*STATED PROBLEM*
From the listing below, copy every line with the word "into".

================================

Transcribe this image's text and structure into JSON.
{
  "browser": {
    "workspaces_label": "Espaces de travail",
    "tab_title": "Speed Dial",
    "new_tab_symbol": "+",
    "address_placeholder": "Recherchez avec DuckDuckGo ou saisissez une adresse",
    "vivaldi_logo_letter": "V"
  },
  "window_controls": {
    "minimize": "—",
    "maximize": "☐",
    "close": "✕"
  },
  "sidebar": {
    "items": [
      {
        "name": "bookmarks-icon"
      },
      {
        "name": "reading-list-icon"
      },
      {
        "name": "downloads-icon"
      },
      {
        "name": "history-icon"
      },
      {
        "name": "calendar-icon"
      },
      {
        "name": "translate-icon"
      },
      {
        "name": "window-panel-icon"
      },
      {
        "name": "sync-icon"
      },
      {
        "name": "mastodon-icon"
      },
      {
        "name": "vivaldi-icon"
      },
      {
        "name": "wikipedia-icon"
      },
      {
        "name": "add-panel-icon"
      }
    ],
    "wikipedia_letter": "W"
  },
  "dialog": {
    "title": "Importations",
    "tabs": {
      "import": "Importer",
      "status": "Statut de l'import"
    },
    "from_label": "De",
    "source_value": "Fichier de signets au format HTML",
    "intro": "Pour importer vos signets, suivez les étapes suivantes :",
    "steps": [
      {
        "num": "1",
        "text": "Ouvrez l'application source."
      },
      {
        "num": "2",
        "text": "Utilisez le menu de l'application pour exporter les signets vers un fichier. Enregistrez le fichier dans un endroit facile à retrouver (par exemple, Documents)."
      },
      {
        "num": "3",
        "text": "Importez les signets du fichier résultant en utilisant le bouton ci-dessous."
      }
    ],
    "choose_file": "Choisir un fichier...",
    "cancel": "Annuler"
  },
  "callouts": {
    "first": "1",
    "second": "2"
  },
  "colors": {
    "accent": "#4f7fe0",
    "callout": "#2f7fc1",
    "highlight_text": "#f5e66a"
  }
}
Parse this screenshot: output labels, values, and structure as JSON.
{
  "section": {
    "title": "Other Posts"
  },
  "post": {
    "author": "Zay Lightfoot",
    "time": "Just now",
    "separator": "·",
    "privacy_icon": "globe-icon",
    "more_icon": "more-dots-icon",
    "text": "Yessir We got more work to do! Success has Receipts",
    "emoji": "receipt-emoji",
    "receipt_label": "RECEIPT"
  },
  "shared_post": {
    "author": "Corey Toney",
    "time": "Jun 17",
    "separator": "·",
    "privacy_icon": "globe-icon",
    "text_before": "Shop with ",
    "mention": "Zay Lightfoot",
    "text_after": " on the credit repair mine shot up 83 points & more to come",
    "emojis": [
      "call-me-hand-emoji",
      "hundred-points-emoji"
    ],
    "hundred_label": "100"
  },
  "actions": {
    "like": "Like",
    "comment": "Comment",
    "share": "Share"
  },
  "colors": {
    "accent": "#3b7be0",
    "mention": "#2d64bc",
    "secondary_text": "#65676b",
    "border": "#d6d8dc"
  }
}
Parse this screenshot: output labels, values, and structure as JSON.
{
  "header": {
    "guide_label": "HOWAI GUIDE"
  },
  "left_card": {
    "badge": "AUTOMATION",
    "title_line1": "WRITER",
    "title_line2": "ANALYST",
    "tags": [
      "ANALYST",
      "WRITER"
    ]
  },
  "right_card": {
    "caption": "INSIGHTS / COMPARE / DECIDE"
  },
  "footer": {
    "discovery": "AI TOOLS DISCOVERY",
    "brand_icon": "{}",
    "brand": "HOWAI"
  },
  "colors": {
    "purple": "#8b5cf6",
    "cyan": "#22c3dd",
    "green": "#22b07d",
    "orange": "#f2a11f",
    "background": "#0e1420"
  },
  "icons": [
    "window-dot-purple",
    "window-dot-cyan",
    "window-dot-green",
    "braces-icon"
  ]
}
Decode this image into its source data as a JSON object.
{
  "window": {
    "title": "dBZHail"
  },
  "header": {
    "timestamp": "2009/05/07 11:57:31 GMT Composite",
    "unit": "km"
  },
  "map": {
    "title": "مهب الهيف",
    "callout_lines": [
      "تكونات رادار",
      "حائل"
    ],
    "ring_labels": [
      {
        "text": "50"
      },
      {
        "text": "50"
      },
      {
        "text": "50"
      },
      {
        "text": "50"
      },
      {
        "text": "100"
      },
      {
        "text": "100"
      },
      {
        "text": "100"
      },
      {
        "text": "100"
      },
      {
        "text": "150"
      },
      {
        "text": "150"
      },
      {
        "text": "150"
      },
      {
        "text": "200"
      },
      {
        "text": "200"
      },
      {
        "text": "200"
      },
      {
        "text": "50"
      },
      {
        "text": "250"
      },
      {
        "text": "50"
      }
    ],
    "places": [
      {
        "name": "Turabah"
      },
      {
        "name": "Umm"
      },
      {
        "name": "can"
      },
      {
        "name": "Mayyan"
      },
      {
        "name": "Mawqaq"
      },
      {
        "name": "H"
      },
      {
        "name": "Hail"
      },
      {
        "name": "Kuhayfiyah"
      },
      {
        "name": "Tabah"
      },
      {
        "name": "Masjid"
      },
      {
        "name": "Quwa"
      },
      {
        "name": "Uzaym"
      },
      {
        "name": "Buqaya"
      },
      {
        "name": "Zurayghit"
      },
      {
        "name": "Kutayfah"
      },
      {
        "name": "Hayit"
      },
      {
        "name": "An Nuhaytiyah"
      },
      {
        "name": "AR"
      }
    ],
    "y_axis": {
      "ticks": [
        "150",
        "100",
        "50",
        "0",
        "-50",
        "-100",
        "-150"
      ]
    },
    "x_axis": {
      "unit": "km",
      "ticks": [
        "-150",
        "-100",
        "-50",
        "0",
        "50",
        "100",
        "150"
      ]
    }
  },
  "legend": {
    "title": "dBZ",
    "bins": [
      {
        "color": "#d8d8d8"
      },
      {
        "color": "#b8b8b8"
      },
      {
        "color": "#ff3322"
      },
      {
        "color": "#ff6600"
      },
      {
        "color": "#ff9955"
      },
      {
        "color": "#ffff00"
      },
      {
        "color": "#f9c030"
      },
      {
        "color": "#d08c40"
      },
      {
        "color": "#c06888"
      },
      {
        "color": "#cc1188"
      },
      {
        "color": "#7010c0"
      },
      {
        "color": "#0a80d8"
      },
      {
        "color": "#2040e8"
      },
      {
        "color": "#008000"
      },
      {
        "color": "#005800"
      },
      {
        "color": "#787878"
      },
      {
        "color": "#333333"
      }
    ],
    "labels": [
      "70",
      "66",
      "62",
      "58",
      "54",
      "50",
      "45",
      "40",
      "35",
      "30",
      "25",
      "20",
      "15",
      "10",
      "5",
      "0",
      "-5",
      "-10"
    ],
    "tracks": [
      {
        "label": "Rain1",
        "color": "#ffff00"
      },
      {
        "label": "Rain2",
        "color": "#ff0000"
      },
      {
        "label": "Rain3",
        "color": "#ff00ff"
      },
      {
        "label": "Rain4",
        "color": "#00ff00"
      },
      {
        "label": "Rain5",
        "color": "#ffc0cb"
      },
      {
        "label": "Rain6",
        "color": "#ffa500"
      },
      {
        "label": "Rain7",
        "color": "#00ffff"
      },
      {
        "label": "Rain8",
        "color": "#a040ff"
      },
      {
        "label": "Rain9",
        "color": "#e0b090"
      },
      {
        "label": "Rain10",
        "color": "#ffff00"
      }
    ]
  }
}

================================

*WORKED SOLUTION*
Transcribe this image's text and structure into JSON.
Decode this image into its source data as a JSON object.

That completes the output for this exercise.